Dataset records
--

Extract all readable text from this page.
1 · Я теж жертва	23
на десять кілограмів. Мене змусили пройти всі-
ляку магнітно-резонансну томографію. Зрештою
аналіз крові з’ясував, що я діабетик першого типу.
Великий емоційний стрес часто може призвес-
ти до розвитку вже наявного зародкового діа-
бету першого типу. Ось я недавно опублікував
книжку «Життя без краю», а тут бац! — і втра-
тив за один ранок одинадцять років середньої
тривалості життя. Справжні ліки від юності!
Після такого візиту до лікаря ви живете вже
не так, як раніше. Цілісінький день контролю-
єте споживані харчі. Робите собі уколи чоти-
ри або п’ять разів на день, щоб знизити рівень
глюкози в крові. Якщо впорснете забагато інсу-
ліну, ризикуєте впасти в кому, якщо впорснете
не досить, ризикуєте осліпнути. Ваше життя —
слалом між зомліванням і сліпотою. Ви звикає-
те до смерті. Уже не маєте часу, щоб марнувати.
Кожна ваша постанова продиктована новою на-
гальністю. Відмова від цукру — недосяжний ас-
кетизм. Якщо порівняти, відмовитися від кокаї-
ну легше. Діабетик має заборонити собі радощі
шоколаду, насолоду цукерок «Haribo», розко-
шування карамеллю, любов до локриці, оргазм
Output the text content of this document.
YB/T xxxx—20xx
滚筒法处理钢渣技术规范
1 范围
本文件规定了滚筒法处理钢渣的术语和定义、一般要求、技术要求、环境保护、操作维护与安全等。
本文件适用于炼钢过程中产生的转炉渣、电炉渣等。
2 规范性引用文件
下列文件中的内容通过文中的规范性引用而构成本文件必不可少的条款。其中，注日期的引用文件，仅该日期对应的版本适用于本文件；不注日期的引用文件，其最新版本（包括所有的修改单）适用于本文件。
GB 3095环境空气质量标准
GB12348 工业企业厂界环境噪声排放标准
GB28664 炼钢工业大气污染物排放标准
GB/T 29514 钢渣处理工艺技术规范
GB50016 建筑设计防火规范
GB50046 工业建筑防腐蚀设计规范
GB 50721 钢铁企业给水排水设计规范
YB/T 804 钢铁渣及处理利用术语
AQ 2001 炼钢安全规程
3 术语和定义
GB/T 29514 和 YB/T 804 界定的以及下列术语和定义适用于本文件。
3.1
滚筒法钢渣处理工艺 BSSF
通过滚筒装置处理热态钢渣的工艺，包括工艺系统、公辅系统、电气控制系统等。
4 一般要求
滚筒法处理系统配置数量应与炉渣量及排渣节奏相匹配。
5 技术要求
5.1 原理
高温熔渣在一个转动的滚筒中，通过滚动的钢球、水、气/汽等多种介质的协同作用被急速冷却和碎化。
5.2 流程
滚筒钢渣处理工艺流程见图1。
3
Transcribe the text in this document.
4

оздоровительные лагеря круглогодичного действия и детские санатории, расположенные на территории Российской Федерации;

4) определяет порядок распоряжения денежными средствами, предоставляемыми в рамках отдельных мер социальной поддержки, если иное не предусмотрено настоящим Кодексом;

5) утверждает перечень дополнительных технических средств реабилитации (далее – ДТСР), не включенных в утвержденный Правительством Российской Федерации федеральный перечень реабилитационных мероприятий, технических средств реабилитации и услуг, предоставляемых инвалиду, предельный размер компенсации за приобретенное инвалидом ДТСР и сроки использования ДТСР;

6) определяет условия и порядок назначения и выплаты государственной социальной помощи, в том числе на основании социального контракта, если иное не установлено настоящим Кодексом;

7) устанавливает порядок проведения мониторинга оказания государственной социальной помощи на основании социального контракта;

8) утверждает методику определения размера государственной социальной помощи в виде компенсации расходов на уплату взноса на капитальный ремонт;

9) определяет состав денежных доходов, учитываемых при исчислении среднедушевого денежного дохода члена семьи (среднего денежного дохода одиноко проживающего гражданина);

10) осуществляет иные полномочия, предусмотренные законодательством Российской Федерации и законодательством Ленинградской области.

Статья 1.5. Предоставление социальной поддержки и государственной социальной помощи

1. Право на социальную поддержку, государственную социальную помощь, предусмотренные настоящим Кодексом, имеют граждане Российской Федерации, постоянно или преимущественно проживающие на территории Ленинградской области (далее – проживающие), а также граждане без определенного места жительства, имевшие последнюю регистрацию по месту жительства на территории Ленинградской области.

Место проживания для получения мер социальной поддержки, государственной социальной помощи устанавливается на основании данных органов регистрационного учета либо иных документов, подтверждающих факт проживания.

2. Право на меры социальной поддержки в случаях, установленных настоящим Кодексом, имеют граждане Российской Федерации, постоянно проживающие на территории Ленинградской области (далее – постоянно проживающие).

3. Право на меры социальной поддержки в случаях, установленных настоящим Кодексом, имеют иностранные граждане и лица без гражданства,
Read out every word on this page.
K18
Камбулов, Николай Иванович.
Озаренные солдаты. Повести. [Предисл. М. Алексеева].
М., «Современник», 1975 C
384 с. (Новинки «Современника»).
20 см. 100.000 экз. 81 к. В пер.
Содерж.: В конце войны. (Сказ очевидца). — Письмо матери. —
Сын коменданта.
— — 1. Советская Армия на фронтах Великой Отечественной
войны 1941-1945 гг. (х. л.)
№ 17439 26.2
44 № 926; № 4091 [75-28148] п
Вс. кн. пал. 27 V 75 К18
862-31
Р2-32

--

Task requirements:
Write out the complete set of records exactly as given.

Response:
Extract all readable text from this page.
1 · Я теж жертва	23
на десять кілограмів. Мене змусили пройти всі-
ляку магнітно-резонансну томографію. Зрештою
аналіз крові з’ясував, що я діабетик першого типу.
Великий емоційний стрес часто може призвес-
ти до розвитку вже наявного зародкового діа-
бету першого типу. Ось я недавно опублікував
книжку «Життя без краю», а тут бац! — і втра-
тив за один ранок одинадцять років середньої
тривалості життя. Справжні ліки від юності!
Після такого візиту до лікаря ви живете вже
не так, як раніше. Цілісінький день контролю-
єте споживані харчі. Робите собі уколи чоти-
ри або п’ять разів на день, щоб знизити рівень
глюкози в крові. Якщо впорснете забагато інсу-
ліну, ризикуєте впасти в кому, якщо впорснете
не досить, ризикуєте осліпнути. Ваше життя —
слалом між зомліванням і сліпотою. Ви звикає-
те до смерті. Уже не маєте часу, щоб марнувати.
Кожна ваша постанова продиктована новою на-
гальністю. Відмова від цукру — недосяжний ас-
кетизм. Якщо порівняти, відмовитися від кокаї-
ну легше. Діабетик має заборонити собі радощі
шоколаду, насолоду цукерок «Haribo», розко-
шування карамеллю, любов до локриці, оргазм
Output the text content of this document.
YB/T xxxx—20xx
滚筒法处理钢渣技术规范
1 范围
本文件规定了滚筒法处理钢渣的术语和定义、一般要求、技术要求、环境保护、操作维护与安全等。
本文件适用于炼钢过程中产生的转炉渣、电炉渣等。
2 规范性引用文件
下列文件中的内容通过文中的规范性引用而构成本文件必不可少的条款。其中，注日期的引用文件，仅该日期对应的版本适用于本文件；不注日期的引用文件，其最新版本（包括所有的修改单）适用于本文件。
GB 3095环境空气质量标准
GB12348 工业企业厂界环境噪声排放标准
GB28664 炼钢工业大气污染物排放标准
GB/T 29514 钢渣处理工艺技术规范
GB50016 建筑设计防火规范
GB50046 工业建筑防腐蚀设计规范
GB 50721 钢铁企业给水排水设计规范
YB/T 804 钢铁渣及处理利用术语
AQ 2001 炼钢安全规程
3 术语和定义
GB/T 29514 和 YB/T 804 界定的以及下列术语和定义适用于本文件。
3.1
滚筒法钢渣处理工艺 BSSF
通过滚筒装置处理热态钢渣的工艺，包括工艺系统、公辅系统、电气控制系统等。
4 一般要求
滚筒法处理系统配置数量应与炉渣量及排渣节奏相匹配。
5 技术要求
5.1 原理
高温熔渣在一个转动的滚筒中，通过滚动的钢球、水、气/汽等多种介质的协同作用被急速冷却和碎化。
5.2 流程
滚筒钢渣处理工艺流程见图1。
3
Transcribe the text in this document.
4

оздоровительные лагеря круглогодичного действия и детские санатории, расположенные на территории Российской Федерации;

4) определяет порядок распоряжения денежными средствами, предоставляемыми в рамках отдельных мер социальной поддержки, если иное не предусмотрено настоящим Кодексом;

5) утверждает перечень дополнительных технических средств реабилитации (далее – ДТСР), не включенных в утвержденный Правительством Российской Федерации федеральный перечень реабилитационных мероприятий, технических средств реабилитации и услуг, предоставляемых инвалиду, предельный размер компенсации за приобретенное инвалидом ДТСР и сроки использования ДТСР;

6) определяет условия и порядок назначения и выплаты государственной социальной помощи, в том числе на основании социального контракта, если иное не установлено настоящим Кодексом;

7) устанавливает порядок проведения мониторинга оказания государственной социальной помощи на основании социального контракта;

8) утверждает методику определения размера государственной социальной помощи в виде компенсации расходов на уплату взноса на капитальный ремонт;

9) определяет состав денежных доходов, учитываемых при исчислении среднедушевого денежного дохода члена семьи (среднего денежного дохода одиноко проживающего гражданина);

10) осуществляет иные полномочия, предусмотренные законодательством Российской Федерации и законодательством Ленинградской области.

Статья 1.5. Предоставление социальной поддержки и государственной социальной помощи

1. Право на социальную поддержку, государственную социальную помощь, предусмотренные настоящим Кодексом, имеют граждане Российской Федерации, постоянно или преимущественно проживающие на территории Ленинградской области (далее – проживающие), а также граждане без определенного места жительства, имевшие последнюю регистрацию по месту жительства на территории Ленинградской области.

Место проживания для получения мер социальной поддержки, государственной социальной помощи устанавливается на основании данных органов регистрационного учета либо иных документов, подтверждающих факт проживания.

2. Право на меры социальной поддержки в случаях, установленных настоящим Кодексом, имеют граждане Российской Федерации, постоянно проживающие на территории Ленинградской области (далее – постоянно проживающие).

3. Право на меры социальной поддержки в случаях, установленных настоящим Кодексом, имеют иностранные граждане и лица без гражданства,
Read out every word on this page.
K18
Камбулов, Николай Иванович.
Озаренные солдаты. Повести. [Предисл. М. Алексеева].
М., «Современник», 1975 C
384 с. (Новинки «Современника»).
20 см. 100.000 экз. 81 к. В пер.
Содерж.: В конце войны. (Сказ очевидца). — Письмо матери. —
Сын коменданта.
— — 1. Советская Армия на фронтах Великой Отечественной
войны 1941-1945 гг. (х. л.)
№ 17439 26.2
44 № 926; № 4091 [75-28148] п
Вс. кн. пал. 27 V 75 К18
862-31
Р2-32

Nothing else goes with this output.